» Records to process
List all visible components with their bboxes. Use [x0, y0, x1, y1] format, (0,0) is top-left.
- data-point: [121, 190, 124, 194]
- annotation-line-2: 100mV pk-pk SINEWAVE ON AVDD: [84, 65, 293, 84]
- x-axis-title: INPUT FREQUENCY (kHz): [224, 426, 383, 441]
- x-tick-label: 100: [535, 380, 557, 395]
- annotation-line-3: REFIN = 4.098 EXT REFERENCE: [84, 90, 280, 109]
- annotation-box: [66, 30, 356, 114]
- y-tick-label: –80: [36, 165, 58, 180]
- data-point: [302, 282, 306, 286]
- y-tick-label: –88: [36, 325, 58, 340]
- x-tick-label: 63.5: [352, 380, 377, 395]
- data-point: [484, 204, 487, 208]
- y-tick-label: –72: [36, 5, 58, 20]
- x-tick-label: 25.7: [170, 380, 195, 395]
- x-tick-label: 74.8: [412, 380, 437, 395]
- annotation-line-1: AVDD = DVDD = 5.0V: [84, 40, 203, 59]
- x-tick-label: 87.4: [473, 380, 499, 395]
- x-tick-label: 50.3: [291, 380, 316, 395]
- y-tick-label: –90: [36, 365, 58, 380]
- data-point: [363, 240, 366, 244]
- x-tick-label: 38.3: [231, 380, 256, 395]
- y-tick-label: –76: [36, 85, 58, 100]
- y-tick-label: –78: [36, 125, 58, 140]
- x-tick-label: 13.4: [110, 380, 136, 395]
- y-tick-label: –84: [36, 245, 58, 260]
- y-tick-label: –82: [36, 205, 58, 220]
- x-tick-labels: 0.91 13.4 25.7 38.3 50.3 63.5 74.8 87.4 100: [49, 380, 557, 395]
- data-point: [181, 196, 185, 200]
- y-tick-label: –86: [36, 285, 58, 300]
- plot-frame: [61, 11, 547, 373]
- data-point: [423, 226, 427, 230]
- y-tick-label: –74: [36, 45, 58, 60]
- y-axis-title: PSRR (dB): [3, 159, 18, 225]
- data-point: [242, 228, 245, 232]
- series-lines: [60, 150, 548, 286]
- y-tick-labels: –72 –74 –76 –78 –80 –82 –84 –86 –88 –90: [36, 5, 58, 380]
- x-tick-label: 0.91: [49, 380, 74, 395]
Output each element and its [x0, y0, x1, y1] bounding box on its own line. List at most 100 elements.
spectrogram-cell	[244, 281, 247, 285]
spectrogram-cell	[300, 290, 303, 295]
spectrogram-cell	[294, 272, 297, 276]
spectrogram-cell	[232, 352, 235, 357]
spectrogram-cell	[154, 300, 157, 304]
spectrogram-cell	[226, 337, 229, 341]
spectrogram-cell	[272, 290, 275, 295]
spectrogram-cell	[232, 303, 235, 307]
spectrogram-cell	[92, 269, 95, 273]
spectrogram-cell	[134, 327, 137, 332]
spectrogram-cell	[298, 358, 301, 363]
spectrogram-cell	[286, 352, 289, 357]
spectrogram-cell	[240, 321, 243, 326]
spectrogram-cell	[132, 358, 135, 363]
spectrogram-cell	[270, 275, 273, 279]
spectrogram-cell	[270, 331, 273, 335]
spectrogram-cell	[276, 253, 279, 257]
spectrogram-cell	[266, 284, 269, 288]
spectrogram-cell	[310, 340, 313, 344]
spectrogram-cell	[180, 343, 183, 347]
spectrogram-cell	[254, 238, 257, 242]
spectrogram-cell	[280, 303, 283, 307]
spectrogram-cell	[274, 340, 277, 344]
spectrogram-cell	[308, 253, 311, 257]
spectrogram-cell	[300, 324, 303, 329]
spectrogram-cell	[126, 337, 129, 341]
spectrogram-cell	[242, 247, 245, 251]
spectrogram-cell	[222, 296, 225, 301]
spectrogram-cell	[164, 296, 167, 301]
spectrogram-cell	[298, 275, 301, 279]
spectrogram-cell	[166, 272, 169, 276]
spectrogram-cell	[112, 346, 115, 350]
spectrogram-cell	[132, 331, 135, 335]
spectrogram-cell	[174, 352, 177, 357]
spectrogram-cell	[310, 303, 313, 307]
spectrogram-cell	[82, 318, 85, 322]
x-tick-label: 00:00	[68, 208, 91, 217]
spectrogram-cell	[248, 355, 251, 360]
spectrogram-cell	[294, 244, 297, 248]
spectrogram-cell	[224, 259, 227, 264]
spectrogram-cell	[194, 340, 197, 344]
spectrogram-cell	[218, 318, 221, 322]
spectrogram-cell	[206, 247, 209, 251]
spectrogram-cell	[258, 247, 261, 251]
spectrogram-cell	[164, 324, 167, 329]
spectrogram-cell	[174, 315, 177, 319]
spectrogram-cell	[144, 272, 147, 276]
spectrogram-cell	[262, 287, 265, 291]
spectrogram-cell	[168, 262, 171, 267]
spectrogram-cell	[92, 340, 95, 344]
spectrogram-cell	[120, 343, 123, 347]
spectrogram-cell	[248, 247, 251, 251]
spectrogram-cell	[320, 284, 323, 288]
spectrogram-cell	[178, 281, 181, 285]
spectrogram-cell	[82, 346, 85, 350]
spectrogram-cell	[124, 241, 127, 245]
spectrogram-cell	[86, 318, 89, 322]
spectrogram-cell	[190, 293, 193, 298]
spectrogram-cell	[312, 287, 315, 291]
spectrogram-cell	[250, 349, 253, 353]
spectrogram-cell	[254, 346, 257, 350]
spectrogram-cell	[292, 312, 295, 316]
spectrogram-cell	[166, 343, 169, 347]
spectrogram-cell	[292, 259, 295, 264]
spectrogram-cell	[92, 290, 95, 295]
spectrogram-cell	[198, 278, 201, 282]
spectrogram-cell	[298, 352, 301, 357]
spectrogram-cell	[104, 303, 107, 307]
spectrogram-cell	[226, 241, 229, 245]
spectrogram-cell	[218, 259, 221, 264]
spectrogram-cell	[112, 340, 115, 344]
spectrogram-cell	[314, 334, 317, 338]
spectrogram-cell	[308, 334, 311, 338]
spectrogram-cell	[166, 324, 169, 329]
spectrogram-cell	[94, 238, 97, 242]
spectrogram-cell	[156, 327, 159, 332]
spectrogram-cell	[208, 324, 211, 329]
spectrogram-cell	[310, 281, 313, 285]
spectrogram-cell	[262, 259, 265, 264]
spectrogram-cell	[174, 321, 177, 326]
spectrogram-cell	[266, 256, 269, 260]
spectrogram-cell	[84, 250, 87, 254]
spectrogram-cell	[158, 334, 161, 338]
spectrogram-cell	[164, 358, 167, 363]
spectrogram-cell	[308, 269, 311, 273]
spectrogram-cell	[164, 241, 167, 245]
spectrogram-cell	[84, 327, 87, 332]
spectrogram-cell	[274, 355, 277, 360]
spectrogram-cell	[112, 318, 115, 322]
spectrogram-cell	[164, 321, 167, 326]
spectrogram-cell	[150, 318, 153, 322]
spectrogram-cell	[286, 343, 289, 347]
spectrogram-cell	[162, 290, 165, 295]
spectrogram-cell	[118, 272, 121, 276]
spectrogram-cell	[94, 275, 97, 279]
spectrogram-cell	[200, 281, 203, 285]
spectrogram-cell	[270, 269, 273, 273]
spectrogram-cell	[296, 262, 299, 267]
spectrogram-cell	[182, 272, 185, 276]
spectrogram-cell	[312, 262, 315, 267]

» Task instructions
Reproduce every line of the records above verbatim and in their original order.

» Response for this exercise
List all visible components with their bboxes. Use [x0, y0, x1, y1] format, (0,0) is top-left.
- data-point: [121, 190, 124, 194]
- annotation-line-2: 100mV pk-pk SINEWAVE ON AVDD: [84, 65, 293, 84]
- x-axis-title: INPUT FREQUENCY (kHz): [224, 426, 383, 441]
- x-tick-label: 100: [535, 380, 557, 395]
- annotation-line-3: REFIN = 4.098 EXT REFERENCE: [84, 90, 280, 109]
- annotation-box: [66, 30, 356, 114]
- y-tick-label: –80: [36, 165, 58, 180]
- data-point: [302, 282, 306, 286]
- y-tick-label: –88: [36, 325, 58, 340]
- x-tick-label: 63.5: [352, 380, 377, 395]
- data-point: [484, 204, 487, 208]
- y-tick-label: –72: [36, 5, 58, 20]
- x-tick-label: 25.7: [170, 380, 195, 395]
- x-tick-label: 74.8: [412, 380, 437, 395]
- annotation-line-1: AVDD = DVDD = 5.0V: [84, 40, 203, 59]
- x-tick-label: 87.4: [473, 380, 499, 395]
- x-tick-label: 50.3: [291, 380, 316, 395]
- y-tick-label: –90: [36, 365, 58, 380]
- data-point: [363, 240, 366, 244]
- x-tick-label: 38.3: [231, 380, 256, 395]
- y-tick-label: –76: [36, 85, 58, 100]
- y-tick-label: –78: [36, 125, 58, 140]
- x-tick-label: 13.4: [110, 380, 136, 395]
- y-tick-label: –84: [36, 245, 58, 260]
- y-tick-label: –82: [36, 205, 58, 220]
- x-tick-labels: 0.91 13.4 25.7 38.3 50.3 63.5 74.8 87.4 100: [49, 380, 557, 395]
- data-point: [181, 196, 185, 200]
- y-tick-label: –86: [36, 285, 58, 300]
- plot-frame: [61, 11, 547, 373]
- data-point: [423, 226, 427, 230]
- y-tick-label: –74: [36, 45, 58, 60]
- y-axis-title: PSRR (dB): [3, 159, 18, 225]
- data-point: [242, 228, 245, 232]
- series-lines: [60, 150, 548, 286]
- y-tick-labels: –72 –74 –76 –78 –80 –82 –84 –86 –88 –90: [36, 5, 58, 380]
- x-tick-label: 0.91: [49, 380, 74, 395]
Output each element and its [x0, y0, x1, y1] bounding box on its own line. List at most 100 elements.
spectrogram-cell	[244, 281, 247, 285]
spectrogram-cell	[300, 290, 303, 295]
spectrogram-cell	[294, 272, 297, 276]
spectrogram-cell	[232, 352, 235, 357]
spectrogram-cell	[154, 300, 157, 304]
spectrogram-cell	[226, 337, 229, 341]
spectrogram-cell	[272, 290, 275, 295]
spectrogram-cell	[232, 303, 235, 307]
spectrogram-cell	[92, 269, 95, 273]
spectrogram-cell	[134, 327, 137, 332]
spectrogram-cell	[298, 358, 301, 363]
spectrogram-cell	[286, 352, 289, 357]
spectrogram-cell	[240, 321, 243, 326]
spectrogram-cell	[132, 358, 135, 363]
spectrogram-cell	[270, 275, 273, 279]
spectrogram-cell	[270, 331, 273, 335]
spectrogram-cell	[276, 253, 279, 257]
spectrogram-cell	[266, 284, 269, 288]
spectrogram-cell	[310, 340, 313, 344]
spectrogram-cell	[180, 343, 183, 347]
spectrogram-cell	[254, 238, 257, 242]
spectrogram-cell	[280, 303, 283, 307]
spectrogram-cell	[274, 340, 277, 344]
spectrogram-cell	[308, 253, 311, 257]
spectrogram-cell	[300, 324, 303, 329]
spectrogram-cell	[126, 337, 129, 341]
spectrogram-cell	[242, 247, 245, 251]
spectrogram-cell	[222, 296, 225, 301]
spectrogram-cell	[164, 296, 167, 301]
spectrogram-cell	[298, 275, 301, 279]
spectrogram-cell	[166, 272, 169, 276]
spectrogram-cell	[112, 346, 115, 350]
spectrogram-cell	[132, 331, 135, 335]
spectrogram-cell	[174, 352, 177, 357]
spectrogram-cell	[310, 303, 313, 307]
spectrogram-cell	[82, 318, 85, 322]
x-tick-label: 00:00	[68, 208, 91, 217]
spectrogram-cell	[248, 355, 251, 360]
spectrogram-cell	[294, 244, 297, 248]
spectrogram-cell	[224, 259, 227, 264]
spectrogram-cell	[194, 340, 197, 344]
spectrogram-cell	[218, 318, 221, 322]
spectrogram-cell	[206, 247, 209, 251]
spectrogram-cell	[258, 247, 261, 251]
spectrogram-cell	[164, 324, 167, 329]
spectrogram-cell	[174, 315, 177, 319]
spectrogram-cell	[144, 272, 147, 276]
spectrogram-cell	[262, 287, 265, 291]
spectrogram-cell	[168, 262, 171, 267]
spectrogram-cell	[92, 340, 95, 344]
spectrogram-cell	[120, 343, 123, 347]
spectrogram-cell	[248, 247, 251, 251]
spectrogram-cell	[320, 284, 323, 288]
spectrogram-cell	[178, 281, 181, 285]
spectrogram-cell	[82, 346, 85, 350]
spectrogram-cell	[124, 241, 127, 245]
spectrogram-cell	[86, 318, 89, 322]
spectrogram-cell	[190, 293, 193, 298]
spectrogram-cell	[312, 287, 315, 291]
spectrogram-cell	[250, 349, 253, 353]
spectrogram-cell	[254, 346, 257, 350]
spectrogram-cell	[292, 312, 295, 316]
spectrogram-cell	[166, 343, 169, 347]
spectrogram-cell	[292, 259, 295, 264]
spectrogram-cell	[92, 290, 95, 295]
spectrogram-cell	[198, 278, 201, 282]
spectrogram-cell	[298, 352, 301, 357]
spectrogram-cell	[104, 303, 107, 307]
spectrogram-cell	[226, 241, 229, 245]
spectrogram-cell	[218, 259, 221, 264]
spectrogram-cell	[112, 340, 115, 344]
spectrogram-cell	[314, 334, 317, 338]
spectrogram-cell	[308, 334, 311, 338]
spectrogram-cell	[166, 324, 169, 329]
spectrogram-cell	[94, 238, 97, 242]
spectrogram-cell	[156, 327, 159, 332]
spectrogram-cell	[208, 324, 211, 329]
spectrogram-cell	[310, 281, 313, 285]
spectrogram-cell	[262, 259, 265, 264]
spectrogram-cell	[174, 321, 177, 326]
spectrogram-cell	[266, 256, 269, 260]
spectrogram-cell	[84, 250, 87, 254]
spectrogram-cell	[158, 334, 161, 338]
spectrogram-cell	[164, 358, 167, 363]
spectrogram-cell	[308, 269, 311, 273]
spectrogram-cell	[164, 241, 167, 245]
spectrogram-cell	[84, 327, 87, 332]
spectrogram-cell	[274, 355, 277, 360]
spectrogram-cell	[112, 318, 115, 322]
spectrogram-cell	[164, 321, 167, 326]
spectrogram-cell	[150, 318, 153, 322]
spectrogram-cell	[286, 343, 289, 347]
spectrogram-cell	[162, 290, 165, 295]
spectrogram-cell	[118, 272, 121, 276]
spectrogram-cell	[94, 275, 97, 279]
spectrogram-cell	[200, 281, 203, 285]
spectrogram-cell	[270, 269, 273, 273]
spectrogram-cell	[296, 262, 299, 267]
spectrogram-cell	[182, 272, 185, 276]
spectrogram-cell	[312, 262, 315, 267]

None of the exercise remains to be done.